## WHAT THE EXERCISE ASKS
Find the line containing "Parse this screenshot: output". Return it and every line after it, unchanged, up to and including the last line.

## MATERIAL TO PROCESS
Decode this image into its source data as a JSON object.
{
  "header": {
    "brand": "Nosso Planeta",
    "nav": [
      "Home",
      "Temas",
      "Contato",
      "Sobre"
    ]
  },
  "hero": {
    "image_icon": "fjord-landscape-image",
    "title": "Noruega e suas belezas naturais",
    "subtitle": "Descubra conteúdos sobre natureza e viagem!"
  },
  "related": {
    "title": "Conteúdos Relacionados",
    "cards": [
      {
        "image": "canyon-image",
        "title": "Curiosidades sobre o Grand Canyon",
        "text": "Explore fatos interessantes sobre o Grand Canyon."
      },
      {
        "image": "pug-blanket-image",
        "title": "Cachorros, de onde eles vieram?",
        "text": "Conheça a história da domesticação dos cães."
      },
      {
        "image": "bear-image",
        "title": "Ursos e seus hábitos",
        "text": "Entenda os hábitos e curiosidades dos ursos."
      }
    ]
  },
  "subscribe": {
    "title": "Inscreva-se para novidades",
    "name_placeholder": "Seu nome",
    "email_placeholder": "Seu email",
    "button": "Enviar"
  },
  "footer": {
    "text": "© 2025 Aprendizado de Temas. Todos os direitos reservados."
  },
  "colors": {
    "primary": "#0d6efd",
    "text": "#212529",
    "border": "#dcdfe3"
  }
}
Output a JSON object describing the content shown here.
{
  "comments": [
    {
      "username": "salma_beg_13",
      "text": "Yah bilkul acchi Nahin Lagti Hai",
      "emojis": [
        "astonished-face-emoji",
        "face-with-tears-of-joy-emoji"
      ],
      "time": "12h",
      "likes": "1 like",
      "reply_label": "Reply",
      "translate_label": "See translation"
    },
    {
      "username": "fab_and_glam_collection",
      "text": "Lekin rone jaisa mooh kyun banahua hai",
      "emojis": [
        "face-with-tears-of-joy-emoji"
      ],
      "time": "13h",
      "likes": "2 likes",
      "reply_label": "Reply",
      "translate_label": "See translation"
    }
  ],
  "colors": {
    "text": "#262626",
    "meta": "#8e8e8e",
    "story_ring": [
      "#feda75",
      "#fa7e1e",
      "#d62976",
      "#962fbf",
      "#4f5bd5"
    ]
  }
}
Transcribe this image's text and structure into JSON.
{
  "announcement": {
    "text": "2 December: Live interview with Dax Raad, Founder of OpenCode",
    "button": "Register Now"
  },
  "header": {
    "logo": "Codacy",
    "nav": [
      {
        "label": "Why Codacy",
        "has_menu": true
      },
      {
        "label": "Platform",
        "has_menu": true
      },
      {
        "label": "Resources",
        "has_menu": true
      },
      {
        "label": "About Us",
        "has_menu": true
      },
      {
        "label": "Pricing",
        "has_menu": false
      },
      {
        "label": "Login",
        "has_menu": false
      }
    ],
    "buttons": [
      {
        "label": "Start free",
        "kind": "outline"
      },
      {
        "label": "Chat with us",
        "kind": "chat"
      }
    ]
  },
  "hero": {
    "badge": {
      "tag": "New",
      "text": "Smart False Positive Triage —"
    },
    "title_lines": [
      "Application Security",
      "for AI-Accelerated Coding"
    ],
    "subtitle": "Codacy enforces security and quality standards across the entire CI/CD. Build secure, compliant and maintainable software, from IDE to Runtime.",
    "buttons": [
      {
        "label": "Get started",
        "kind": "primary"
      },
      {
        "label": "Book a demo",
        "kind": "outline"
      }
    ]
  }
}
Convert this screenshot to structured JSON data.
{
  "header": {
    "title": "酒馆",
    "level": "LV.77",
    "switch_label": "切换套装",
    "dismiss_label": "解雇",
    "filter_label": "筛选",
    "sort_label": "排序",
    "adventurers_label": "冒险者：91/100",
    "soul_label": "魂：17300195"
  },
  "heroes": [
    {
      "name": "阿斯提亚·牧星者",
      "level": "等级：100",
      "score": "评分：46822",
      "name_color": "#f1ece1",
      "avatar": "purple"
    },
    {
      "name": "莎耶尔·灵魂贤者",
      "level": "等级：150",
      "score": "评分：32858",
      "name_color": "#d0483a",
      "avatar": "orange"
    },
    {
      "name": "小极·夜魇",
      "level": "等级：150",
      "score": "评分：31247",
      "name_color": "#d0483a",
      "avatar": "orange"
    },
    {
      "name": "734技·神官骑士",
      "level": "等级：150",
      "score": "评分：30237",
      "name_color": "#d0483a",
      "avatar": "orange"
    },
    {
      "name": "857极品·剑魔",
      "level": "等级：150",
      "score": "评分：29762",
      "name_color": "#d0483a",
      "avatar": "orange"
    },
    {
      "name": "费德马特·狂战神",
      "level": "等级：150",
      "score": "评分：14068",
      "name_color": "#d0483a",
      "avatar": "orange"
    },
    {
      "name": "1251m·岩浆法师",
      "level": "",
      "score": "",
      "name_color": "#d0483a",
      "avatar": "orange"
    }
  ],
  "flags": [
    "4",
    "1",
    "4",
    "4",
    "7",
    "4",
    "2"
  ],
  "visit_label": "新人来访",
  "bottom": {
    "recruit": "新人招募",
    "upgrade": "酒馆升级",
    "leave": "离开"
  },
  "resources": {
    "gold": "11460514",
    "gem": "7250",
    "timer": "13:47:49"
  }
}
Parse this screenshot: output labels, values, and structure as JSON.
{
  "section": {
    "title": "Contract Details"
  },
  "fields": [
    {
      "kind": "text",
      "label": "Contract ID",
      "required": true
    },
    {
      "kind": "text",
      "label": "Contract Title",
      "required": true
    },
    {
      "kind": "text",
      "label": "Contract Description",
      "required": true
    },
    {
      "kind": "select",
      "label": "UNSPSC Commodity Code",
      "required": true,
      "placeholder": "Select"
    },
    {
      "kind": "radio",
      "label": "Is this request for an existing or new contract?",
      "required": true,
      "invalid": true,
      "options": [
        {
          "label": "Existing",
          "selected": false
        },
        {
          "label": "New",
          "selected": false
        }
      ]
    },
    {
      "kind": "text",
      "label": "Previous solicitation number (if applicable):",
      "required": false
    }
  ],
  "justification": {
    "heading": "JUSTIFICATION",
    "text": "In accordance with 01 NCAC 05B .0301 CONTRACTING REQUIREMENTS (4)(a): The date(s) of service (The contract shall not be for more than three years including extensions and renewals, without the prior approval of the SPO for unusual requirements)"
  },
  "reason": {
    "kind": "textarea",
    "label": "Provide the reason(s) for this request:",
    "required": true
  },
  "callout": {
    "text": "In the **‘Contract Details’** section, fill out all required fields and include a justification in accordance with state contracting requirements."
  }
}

## ANSWER TO THE TASK
Parse this screenshot: output labels, values, and structure as JSON.
{
  "section": {
    "title": "Contract Details"
  },
  "fields": [
    {
      "kind": "text",
      "label": "Contract ID",
      "required": true
    },
    {
      "kind": "text",
      "label": "Contract Title",
      "required": true
    },
    {
      "kind": "text",
      "label": "Contract Description",
      "required": true
    },
    {
      "kind": "select",
      "label": "UNSPSC Commodity Code",
      "required": true,
      "placeholder": "Select"
    },
    {
      "kind": "radio",
      "label": "Is this request for an existing or new contract?",
      "required": true,
      "invalid": true,
      "options": [
        {
          "label": "Existing",
          "selected": false
        },
        {
          "label": "New",
          "selected": false
        }
      ]
    },
    {
      "kind": "text",
      "label": "Previous solicitation number (if applicable):",
      "required": false
    }
  ],
  "justification": {
    "heading": "JUSTIFICATION",
    "text": "In accordance with 01 NCAC 05B .0301 CONTRACTING REQUIREMENTS (4)(a): The date(s) of service (The contract shall not be for more than three years including extensions and renewals, without the prior approval of the SPO for unusual requirements)"
  },
  "reason": {
    "kind": "textarea",
    "label": "Provide the reason(s) for this request:",
    "required": true
  },
  "callout": {
    "text": "In the **‘Contract Details’** section, fill out all required fields and include a justification in accordance with state contracting requirements."
  }
}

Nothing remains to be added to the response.